§ **WHAT IS BEING ASKED**: Write out the records below word for word, please.

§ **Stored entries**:

-*-

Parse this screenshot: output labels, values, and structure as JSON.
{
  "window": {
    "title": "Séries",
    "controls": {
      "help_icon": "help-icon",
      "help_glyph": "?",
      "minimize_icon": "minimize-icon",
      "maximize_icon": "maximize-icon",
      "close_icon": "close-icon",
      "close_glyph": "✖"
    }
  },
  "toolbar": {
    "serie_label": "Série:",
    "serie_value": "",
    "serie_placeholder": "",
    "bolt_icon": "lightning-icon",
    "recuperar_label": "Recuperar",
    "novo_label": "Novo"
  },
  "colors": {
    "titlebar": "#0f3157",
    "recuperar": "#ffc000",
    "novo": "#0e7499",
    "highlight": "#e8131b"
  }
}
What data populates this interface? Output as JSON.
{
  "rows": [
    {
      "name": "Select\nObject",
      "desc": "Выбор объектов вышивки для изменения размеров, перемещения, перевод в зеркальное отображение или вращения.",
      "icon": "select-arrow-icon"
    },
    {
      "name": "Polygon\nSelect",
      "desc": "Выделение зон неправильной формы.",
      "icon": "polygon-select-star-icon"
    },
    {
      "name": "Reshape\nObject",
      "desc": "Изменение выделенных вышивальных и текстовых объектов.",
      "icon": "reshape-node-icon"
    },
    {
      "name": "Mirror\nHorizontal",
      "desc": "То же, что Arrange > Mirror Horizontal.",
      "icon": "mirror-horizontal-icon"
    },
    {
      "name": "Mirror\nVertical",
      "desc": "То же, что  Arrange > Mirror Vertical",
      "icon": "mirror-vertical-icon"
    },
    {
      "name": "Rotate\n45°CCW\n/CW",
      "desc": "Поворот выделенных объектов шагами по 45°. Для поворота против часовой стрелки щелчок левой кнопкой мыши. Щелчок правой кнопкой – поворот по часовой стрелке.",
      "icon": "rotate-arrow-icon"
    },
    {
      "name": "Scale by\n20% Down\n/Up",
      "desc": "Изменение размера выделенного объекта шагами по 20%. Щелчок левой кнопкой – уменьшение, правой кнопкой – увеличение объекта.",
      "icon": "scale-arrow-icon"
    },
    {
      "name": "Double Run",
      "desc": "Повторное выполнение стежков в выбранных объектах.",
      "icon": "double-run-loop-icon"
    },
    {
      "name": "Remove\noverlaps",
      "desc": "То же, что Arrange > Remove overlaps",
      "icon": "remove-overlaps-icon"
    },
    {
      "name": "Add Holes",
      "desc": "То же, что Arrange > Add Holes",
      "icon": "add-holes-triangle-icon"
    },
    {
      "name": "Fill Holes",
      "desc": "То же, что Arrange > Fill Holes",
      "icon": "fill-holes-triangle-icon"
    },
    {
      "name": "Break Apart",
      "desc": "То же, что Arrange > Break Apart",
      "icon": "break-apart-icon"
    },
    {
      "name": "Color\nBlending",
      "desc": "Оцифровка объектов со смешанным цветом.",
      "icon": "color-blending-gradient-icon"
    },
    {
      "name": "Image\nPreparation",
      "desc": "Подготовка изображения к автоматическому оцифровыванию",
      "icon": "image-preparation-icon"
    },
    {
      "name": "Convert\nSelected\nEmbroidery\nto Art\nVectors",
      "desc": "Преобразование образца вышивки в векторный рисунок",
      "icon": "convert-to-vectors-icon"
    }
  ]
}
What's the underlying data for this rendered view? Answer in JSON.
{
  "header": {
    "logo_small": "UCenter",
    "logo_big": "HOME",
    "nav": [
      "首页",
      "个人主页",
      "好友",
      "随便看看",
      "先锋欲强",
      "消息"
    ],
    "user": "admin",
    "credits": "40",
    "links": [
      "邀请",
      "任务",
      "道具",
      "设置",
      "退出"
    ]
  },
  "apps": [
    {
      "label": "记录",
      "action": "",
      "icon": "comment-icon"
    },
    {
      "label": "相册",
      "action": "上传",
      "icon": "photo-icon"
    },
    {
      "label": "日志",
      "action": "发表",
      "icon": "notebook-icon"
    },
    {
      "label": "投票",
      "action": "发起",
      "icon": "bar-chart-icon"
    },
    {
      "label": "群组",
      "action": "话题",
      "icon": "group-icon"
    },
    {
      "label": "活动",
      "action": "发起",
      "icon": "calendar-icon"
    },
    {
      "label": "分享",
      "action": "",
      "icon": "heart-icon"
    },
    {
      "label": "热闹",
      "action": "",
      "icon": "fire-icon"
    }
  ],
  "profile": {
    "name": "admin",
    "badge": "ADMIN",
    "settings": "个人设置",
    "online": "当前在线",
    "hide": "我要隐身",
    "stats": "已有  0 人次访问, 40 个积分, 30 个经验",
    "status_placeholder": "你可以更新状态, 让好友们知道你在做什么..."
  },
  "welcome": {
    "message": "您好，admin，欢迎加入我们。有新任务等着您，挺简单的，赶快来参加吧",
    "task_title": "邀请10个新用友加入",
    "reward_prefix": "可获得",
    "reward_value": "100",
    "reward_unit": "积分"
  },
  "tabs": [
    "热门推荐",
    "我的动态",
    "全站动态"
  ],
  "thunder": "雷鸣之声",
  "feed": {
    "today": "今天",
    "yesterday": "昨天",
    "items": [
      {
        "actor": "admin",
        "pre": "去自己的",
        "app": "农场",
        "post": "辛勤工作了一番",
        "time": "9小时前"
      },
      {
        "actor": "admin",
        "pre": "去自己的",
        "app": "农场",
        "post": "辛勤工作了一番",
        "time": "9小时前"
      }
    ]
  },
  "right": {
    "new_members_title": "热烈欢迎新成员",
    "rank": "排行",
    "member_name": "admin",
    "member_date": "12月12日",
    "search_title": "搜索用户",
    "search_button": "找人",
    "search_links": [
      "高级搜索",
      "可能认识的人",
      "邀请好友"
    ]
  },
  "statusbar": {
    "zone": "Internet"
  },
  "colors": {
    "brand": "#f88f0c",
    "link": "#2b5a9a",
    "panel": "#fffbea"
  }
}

-*-

§ **THE SOLUTION**:
Parse this screenshot: output labels, values, and structure as JSON.
{
  "window": {
    "title": "Séries",
    "controls": {
      "help_icon": "help-icon",
      "help_glyph": "?",
      "minimize_icon": "minimize-icon",
      "maximize_icon": "maximize-icon",
      "close_icon": "close-icon",
      "close_glyph": "✖"
    }
  },
  "toolbar": {
    "serie_label": "Série:",
    "serie_value": "",
    "serie_placeholder": "",
    "bolt_icon": "lightning-icon",
    "recuperar_label": "Recuperar",
    "novo_label": "Novo"
  },
  "colors": {
    "titlebar": "#0f3157",
    "recuperar": "#ffc000",
    "novo": "#0e7499",
    "highlight": "#e8131b"
  }
}
What data populates this interface? Output as JSON.
{
  "rows": [
    {
      "name": "Select\nObject",
      "desc": "Выбор объектов вышивки для изменения размеров, перемещения, перевод в зеркальное отображение или вращения.",
      "icon": "select-arrow-icon"
    },
    {
      "name": "Polygon\nSelect",
      "desc": "Выделение зон неправильной формы.",
      "icon": "polygon-select-star-icon"
    },
    {
      "name": "Reshape\nObject",
      "desc": "Изменение выделенных вышивальных и текстовых объектов.",
      "icon": "reshape-node-icon"
    },
    {
      "name": "Mirror\nHorizontal",
      "desc": "То же, что Arrange > Mirror Horizontal.",
      "icon": "mirror-horizontal-icon"
    },
    {
      "name": "Mirror\nVertical",
      "desc": "То же, что  Arrange > Mirror Vertical",
      "icon": "mirror-vertical-icon"
    },
    {
      "name": "Rotate\n45°CCW\n/CW",
      "desc": "Поворот выделенных объектов шагами по 45°. Для поворота против часовой стрелки щелчок левой кнопкой мыши. Щелчок правой кнопкой – поворот по часовой стрелке.",
      "icon": "rotate-arrow-icon"
    },
    {
      "name": "Scale by\n20% Down\n/Up",
      "desc": "Изменение размера выделенного объекта шагами по 20%. Щелчок левой кнопкой – уменьшение, правой кнопкой – увеличение объекта.",
      "icon": "scale-arrow-icon"
    },
    {
      "name": "Double Run",
      "desc": "Повторное выполнение стежков в выбранных объектах.",
      "icon": "double-run-loop-icon"
    },
    {
      "name": "Remove\noverlaps",
      "desc": "То же, что Arrange > Remove overlaps",
      "icon": "remove-overlaps-icon"
    },
    {
      "name": "Add Holes",
      "desc": "То же, что Arrange > Add Holes",
      "icon": "add-holes-triangle-icon"
    },
    {
      "name": "Fill Holes",
      "desc": "То же, что Arrange > Fill Holes",
      "icon": "fill-holes-triangle-icon"
    },
    {
      "name": "Break Apart",
      "desc": "То же, что Arrange > Break Apart",
      "icon": "break-apart-icon"
    },
    {
      "name": "Color\nBlending",
      "desc": "Оцифровка объектов со смешанным цветом.",
      "icon": "color-blending-gradient-icon"
    },
    {
      "name": "Image\nPreparation",
      "desc": "Подготовка изображения к автоматическому оцифровыванию",
      "icon": "image-preparation-icon"
    },
    {
      "name": "Convert\nSelected\nEmbroidery\nto Art\nVectors",
      "desc": "Преобразование образца вышивки в векторный рисунок",
      "icon": "convert-to-vectors-icon"
    }
  ]
}
What's the underlying data for this rendered view? Answer in JSON.
{
  "header": {
    "logo_small": "UCenter",
    "logo_big": "HOME",
    "nav": [
      "首页",
      "个人主页",
      "好友",
      "随便看看",
      "先锋欲强",
      "消息"
    ],
    "user": "admin",
    "credits": "40",
    "links": [
      "邀请",
      "任务",
      "道具",
      "设置",
      "退出"
    ]
  },
  "apps": [
    {
      "label": "记录",
      "action": "",
      "icon": "comment-icon"
    },
    {
      "label": "相册",
      "action": "上传",
      "icon": "photo-icon"
    },
    {
      "label": "日志",
      "action": "发表",
      "icon": "notebook-icon"
    },
    {
      "label": "投票",
      "action": "发起",
      "icon": "bar-chart-icon"
    },
    {
      "label": "群组",
      "action": "话题",
      "icon": "group-icon"
    },
    {
      "label": "活动",
      "action": "发起",
      "icon": "calendar-icon"
    },
    {
      "label": "分享",
      "action": "",
      "icon": "heart-icon"
    },
    {
      "label": "热闹",
      "action": "",
      "icon": "fire-icon"
    }
  ],
  "profile": {
    "name": "admin",
    "badge": "ADMIN",
    "settings": "个人设置",
    "online": "当前在线",
    "hide": "我要隐身",
    "stats": "已有  0 人次访问, 40 个积分, 30 个经验",
    "status_placeholder": "你可以更新状态, 让好友们知道你在做什么..."
  },
  "welcome": {
    "message": "您好，admin，欢迎加入我们。有新任务等着您，挺简单的，赶快来参加吧",
    "task_title": "邀请10个新用友加入",
    "reward_prefix": "可获得",
    "reward_value": "100",
    "reward_unit": "积分"
  },
  "tabs": [
    "热门推荐",
    "我的动态",
    "全站动态"
  ],
  "thunder": "雷鸣之声",
  "feed": {
    "today": "今天",
    "yesterday": "昨天",
    "items": [
      {
        "actor": "admin",
        "pre": "去自己的",
        "app": "农场",
        "post": "辛勤工作了一番",
        "time": "9小时前"
      },
      {
        "actor": "admin",
        "pre": "去自己的",
        "app": "农场",
        "post": "辛勤工作了一番",
        "time": "9小时前"
      }
    ]
  },
  "right": {
    "new_members_title": "热烈欢迎新成员",
    "rank": "排行",
    "member_name": "admin",
    "member_date": "12月12日",
    "search_title": "搜索用户",
    "search_button": "找人",
    "search_links": [
      "高级搜索",
      "可能认识的人",
      "邀请好友"
    ]
  },
  "statusbar": {
    "zone": "Internet"
  },
  "colors": {
    "brand": "#f88f0c",
    "link": "#2b5a9a",
    "panel": "#fffbea"
  }
}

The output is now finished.